# START OF GIVEN PASSAGE

OTP Supervisors
Beamtalk actors are OTP gen_servers. When an actor crashes, you want the system to restart it automatically — that's what supervisors are for.
A supervisor watches a set of actor processes. When a child crashes, the supervisor applies a restart strategy: restart just that child, or restart all of them, depending on the policy.
This chapter covers:
Supervisor subclass:— static child list, known at start-up- Restart strategies and policies
DynamicSupervisor subclass:— add children at runtime- Supervision in practice: a resilient counter service
Static supervisors
A static supervisor knows its children at start-up time. Subclass Supervisor
and override class children to return the list of actor classes to supervise:
TestCase subclass: Ch17StaticSupervisor
testSupervisorClass =>
// Supervisor subclass: defines a supervision tree.
// class children => returns the list of actors to supervise.

# END OF GIVEN PASSAGE

▶ **WHAT YOU NEED TO DO**
Print the stretch of the passage on OTP supervisors from "A supervisor watches" through "on the policy." word for word. Rely only on the passage on OTP supervisors to answer.

# START OF DATA RECORDS

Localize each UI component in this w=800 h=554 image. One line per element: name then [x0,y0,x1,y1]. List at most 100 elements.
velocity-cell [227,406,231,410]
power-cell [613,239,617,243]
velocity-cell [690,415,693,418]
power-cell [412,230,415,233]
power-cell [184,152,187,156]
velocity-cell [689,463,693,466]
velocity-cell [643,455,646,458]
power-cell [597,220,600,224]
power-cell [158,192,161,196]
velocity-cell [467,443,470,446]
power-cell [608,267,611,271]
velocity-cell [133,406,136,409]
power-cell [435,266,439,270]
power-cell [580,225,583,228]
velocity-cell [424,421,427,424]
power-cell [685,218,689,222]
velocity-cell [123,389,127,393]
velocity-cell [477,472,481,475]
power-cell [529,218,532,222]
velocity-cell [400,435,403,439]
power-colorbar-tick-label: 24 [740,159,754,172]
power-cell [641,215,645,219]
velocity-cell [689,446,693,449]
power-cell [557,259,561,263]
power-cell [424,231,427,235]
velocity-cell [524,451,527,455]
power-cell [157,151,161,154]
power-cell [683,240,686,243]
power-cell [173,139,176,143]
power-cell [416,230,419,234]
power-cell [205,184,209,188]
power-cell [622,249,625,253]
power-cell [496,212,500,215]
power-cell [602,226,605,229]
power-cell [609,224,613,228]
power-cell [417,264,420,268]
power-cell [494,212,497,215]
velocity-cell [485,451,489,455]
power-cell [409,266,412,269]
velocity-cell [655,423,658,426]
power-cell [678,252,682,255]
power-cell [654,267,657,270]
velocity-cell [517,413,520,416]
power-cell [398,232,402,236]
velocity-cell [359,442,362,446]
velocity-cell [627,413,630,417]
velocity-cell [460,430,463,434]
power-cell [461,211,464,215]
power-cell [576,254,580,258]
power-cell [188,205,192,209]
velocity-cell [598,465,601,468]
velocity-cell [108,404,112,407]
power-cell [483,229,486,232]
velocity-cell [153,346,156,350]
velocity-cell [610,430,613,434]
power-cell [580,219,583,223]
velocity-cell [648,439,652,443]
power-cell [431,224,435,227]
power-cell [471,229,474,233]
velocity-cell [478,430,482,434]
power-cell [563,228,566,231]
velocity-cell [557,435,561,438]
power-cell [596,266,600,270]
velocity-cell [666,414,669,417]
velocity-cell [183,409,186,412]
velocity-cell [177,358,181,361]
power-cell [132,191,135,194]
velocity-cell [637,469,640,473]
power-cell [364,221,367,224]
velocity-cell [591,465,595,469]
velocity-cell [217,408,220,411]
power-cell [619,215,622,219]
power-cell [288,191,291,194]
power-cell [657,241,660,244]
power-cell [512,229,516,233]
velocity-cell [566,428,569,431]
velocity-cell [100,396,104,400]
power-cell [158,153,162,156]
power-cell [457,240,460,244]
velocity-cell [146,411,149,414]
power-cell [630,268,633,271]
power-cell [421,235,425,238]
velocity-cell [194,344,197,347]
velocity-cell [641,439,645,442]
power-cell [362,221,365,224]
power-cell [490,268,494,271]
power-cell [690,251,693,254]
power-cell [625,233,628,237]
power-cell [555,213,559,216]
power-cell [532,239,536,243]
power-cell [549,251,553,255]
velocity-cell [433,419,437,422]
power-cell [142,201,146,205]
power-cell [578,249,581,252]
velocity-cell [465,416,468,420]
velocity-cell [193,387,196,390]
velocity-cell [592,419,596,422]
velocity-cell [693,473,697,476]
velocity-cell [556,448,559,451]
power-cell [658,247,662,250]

# END OF DATA RECORDS

▶ **FINAL RESULT**
A supervisor watches a set of actor processes. When a child crashes, the supervisor applies a restart strategy: restart just that child, or restart all of them, depending on the policy.